- Directions
Print out every record exactly as it appears.

- Data rows
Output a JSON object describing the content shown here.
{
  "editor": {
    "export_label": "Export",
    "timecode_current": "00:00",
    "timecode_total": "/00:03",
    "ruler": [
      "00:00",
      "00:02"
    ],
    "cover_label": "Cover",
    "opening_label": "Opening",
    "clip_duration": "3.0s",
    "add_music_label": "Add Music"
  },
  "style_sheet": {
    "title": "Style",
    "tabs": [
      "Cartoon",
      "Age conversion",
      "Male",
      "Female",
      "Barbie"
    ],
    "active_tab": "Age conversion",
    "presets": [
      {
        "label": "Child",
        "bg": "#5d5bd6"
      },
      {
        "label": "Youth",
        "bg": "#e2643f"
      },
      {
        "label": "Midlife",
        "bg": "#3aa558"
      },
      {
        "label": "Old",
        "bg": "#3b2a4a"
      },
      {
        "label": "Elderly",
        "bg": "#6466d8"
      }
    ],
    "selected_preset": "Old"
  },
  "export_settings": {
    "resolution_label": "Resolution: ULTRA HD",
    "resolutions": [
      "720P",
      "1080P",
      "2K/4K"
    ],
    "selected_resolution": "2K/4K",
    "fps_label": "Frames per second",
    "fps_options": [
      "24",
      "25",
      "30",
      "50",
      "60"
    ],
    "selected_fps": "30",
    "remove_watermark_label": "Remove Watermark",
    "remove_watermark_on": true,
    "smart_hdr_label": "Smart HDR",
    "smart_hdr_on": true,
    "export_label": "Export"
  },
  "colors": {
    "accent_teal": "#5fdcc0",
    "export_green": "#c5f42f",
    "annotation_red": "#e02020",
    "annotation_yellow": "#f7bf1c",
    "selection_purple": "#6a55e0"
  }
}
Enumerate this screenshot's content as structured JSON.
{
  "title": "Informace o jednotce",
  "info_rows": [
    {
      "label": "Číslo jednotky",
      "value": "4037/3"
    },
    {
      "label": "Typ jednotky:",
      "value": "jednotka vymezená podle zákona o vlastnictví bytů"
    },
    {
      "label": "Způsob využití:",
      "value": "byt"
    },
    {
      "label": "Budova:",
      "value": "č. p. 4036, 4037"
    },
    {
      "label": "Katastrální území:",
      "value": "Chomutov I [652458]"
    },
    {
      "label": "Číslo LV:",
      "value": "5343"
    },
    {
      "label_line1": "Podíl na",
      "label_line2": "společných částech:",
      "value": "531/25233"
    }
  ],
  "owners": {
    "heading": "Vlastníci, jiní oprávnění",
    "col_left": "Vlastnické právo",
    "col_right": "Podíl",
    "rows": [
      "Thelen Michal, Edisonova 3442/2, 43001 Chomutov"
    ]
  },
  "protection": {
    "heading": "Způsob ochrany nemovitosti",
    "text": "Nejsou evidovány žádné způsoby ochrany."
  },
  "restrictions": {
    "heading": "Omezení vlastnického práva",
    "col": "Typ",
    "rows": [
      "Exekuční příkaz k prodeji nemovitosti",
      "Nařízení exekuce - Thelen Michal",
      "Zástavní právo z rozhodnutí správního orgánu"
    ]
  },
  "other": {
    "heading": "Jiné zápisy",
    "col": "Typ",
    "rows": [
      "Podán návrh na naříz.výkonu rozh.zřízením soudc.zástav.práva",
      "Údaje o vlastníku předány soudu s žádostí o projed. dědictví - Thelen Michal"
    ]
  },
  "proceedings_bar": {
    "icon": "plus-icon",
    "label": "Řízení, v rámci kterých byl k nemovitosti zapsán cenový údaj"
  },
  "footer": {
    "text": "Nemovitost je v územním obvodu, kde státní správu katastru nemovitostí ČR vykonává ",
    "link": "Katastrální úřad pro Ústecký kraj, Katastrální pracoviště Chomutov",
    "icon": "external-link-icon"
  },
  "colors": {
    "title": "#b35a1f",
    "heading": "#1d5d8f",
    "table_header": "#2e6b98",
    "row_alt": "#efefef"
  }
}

- Exercise solution
Output a JSON object describing the content shown here.
{
  "editor": {
    "export_label": "Export",
    "timecode_current": "00:00",
    "timecode_total": "/00:03",
    "ruler": [
      "00:00",
      "00:02"
    ],
    "cover_label": "Cover",
    "opening_label": "Opening",
    "clip_duration": "3.0s",
    "add_music_label": "Add Music"
  },
  "style_sheet": {
    "title": "Style",
    "tabs": [
      "Cartoon",
      "Age conversion",
      "Male",
      "Female",
      "Barbie"
    ],
    "active_tab": "Age conversion",
    "presets": [
      {
        "label": "Child",
        "bg": "#5d5bd6"
      },
      {
        "label": "Youth",
        "bg": "#e2643f"
      },
      {
        "label": "Midlife",
        "bg": "#3aa558"
      },
      {
        "label": "Old",
        "bg": "#3b2a4a"
      },
      {
        "label": "Elderly",
        "bg": "#6466d8"
      }
    ],
    "selected_preset": "Old"
  },
  "export_settings": {
    "resolution_label": "Resolution: ULTRA HD",
    "resolutions": [
      "720P",
      "1080P",
      "2K/4K"
    ],
    "selected_resolution": "2K/4K",
    "fps_label": "Frames per second",
    "fps_options": [
      "24",
      "25",
      "30",
      "50",
      "60"
    ],
    "selected_fps": "30",
    "remove_watermark_label": "Remove Watermark",
    "remove_watermark_on": true,
    "smart_hdr_label": "Smart HDR",
    "smart_hdr_on": true,
    "export_label": "Export"
  },
  "colors": {
    "accent_teal": "#5fdcc0",
    "export_green": "#c5f42f",
    "annotation_red": "#e02020",
    "annotation_yellow": "#f7bf1c",
    "selection_purple": "#6a55e0"
  }
}
Enumerate this screenshot's content as structured JSON.
{
  "title": "Informace o jednotce",
  "info_rows": [
    {
      "label": "Číslo jednotky",
      "value": "4037/3"
    },
    {
      "label": "Typ jednotky:",
      "value": "jednotka vymezená podle zákona o vlastnictví bytů"
    },
    {
      "label": "Způsob využití:",
      "value": "byt"
    },
    {
      "label": "Budova:",
      "value": "č. p. 4036, 4037"
    },
    {
      "label": "Katastrální území:",
      "value": "Chomutov I [652458]"
    },
    {
      "label": "Číslo LV:",
      "value": "5343"
    },
    {
      "label_line1": "Podíl na",
      "label_line2": "společných částech:",
      "value": "531/25233"
    }
  ],
  "owners": {
    "heading": "Vlastníci, jiní oprávnění",
    "col_left": "Vlastnické právo",
    "col_right": "Podíl",
    "rows": [
      "Thelen Michal, Edisonova 3442/2, 43001 Chomutov"
    ]
  },
  "protection": {
    "heading": "Způsob ochrany nemovitosti",
    "text": "Nejsou evidovány žádné způsoby ochrany."
  },
  "restrictions": {
    "heading": "Omezení vlastnického práva",
    "col": "Typ",
    "rows": [
      "Exekuční příkaz k prodeji nemovitosti",
      "Nařízení exekuce - Thelen Michal",
      "Zástavní právo z rozhodnutí správního orgánu"
    ]
  },
  "other": {
    "heading": "Jiné zápisy",
    "col": "Typ",
    "rows": [
      "Podán návrh na naříz.výkonu rozh.zřízením soudc.zástav.práva",
      "Údaje o vlastníku předány soudu s žádostí o projed. dědictví - Thelen Michal"
    ]
  },
  "proceedings_bar": {
    "icon": "plus-icon",
    "label": "Řízení, v rámci kterých byl k nemovitosti zapsán cenový údaj"
  },
  "footer": {
    "text": "Nemovitost je v územním obvodu, kde státní správu katastru nemovitostí ČR vykonává ",
    "link": "Katastrální úřad pro Ústecký kraj, Katastrální pracoviště Chomutov",
    "icon": "external-link-icon"
  },
  "colors": {
    "title": "#b35a1f",
    "heading": "#1d5d8f",
    "table_header": "#2e6b98",
    "row_alt": "#efefef"
  }
}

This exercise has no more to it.